Stored data:
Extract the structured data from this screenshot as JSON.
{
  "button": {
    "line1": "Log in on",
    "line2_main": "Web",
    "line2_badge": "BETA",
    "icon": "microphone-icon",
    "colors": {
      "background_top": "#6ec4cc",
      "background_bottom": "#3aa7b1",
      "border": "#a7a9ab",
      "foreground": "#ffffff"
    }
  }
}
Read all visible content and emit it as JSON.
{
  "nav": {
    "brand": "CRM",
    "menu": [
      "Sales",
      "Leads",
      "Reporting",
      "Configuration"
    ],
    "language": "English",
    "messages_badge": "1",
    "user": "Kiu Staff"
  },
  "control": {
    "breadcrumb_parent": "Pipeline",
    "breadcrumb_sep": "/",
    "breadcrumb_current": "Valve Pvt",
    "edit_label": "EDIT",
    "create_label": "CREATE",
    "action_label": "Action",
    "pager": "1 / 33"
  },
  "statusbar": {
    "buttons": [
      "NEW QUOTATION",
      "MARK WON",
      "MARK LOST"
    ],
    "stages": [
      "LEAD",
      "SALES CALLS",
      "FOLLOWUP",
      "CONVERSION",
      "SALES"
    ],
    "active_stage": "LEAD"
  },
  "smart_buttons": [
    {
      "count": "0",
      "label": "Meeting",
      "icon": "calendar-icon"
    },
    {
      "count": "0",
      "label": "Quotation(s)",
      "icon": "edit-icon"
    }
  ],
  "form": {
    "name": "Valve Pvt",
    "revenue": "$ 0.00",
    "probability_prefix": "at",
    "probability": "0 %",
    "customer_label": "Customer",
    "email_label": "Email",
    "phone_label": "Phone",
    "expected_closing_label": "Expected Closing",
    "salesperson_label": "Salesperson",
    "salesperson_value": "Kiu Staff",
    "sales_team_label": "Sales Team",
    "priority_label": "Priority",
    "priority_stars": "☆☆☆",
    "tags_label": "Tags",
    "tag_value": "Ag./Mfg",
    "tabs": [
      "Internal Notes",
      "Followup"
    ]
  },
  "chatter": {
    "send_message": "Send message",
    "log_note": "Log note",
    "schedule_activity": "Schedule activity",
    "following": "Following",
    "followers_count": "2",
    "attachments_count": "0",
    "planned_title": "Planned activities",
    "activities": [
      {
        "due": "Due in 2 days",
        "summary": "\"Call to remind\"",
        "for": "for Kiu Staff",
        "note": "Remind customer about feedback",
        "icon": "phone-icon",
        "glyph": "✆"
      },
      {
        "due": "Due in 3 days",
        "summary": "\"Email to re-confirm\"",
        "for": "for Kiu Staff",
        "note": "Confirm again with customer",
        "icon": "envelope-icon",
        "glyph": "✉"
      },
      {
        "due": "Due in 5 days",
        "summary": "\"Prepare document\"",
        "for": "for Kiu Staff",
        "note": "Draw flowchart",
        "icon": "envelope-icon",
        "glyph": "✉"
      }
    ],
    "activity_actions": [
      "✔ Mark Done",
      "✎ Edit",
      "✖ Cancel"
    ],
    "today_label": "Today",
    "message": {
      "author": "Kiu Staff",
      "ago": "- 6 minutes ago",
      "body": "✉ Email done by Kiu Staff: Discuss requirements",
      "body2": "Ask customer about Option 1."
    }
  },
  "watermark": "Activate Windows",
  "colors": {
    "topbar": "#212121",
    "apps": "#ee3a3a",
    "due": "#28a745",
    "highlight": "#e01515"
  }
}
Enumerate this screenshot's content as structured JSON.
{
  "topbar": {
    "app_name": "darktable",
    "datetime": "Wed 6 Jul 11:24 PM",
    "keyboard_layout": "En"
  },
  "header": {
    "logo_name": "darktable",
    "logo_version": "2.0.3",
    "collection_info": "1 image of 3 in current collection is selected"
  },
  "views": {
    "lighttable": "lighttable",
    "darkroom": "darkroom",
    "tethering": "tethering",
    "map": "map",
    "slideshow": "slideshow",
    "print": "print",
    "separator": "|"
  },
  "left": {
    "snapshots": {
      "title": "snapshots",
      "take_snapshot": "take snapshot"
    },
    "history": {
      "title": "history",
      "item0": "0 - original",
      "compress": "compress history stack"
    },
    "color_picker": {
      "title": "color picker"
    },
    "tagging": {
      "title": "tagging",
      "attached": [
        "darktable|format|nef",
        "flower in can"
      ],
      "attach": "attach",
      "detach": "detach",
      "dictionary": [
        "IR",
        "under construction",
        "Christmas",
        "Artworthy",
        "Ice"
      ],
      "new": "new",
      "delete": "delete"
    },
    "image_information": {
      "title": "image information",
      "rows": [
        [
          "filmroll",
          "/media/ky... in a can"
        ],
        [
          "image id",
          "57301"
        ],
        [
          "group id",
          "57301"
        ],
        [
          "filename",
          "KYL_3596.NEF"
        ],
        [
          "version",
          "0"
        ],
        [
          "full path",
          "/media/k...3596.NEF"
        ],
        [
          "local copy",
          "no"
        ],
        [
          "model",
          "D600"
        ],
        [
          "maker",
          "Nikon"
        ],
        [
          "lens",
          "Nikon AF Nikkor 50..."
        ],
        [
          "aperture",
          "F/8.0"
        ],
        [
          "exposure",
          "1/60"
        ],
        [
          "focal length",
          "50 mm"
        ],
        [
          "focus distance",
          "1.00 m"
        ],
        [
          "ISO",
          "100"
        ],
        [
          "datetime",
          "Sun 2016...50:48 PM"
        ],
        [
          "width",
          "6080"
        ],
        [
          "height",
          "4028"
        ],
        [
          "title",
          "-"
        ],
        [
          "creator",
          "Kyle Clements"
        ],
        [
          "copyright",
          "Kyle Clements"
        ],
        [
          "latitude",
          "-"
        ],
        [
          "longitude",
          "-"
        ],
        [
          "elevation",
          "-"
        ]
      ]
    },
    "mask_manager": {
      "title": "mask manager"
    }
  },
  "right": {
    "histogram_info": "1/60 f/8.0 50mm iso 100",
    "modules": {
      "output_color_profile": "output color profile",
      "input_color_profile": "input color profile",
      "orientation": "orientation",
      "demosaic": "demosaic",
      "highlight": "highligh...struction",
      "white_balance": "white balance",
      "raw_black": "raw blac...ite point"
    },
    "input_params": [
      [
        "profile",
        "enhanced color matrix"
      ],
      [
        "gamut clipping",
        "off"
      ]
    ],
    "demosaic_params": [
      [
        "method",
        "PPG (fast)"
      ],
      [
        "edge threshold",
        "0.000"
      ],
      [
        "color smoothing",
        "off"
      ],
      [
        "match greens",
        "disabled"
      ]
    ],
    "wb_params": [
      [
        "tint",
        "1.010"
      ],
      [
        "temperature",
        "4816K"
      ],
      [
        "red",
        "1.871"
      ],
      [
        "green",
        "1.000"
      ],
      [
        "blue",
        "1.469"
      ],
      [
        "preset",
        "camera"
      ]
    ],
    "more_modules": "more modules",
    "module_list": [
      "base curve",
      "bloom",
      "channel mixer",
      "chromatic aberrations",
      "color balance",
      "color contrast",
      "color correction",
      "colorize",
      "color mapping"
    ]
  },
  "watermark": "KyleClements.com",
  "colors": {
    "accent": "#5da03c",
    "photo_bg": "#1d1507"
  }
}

:: Short problem ::
Only a number is wanted: how many lines of the data above contain "screenshot"?

:: Final result ::
2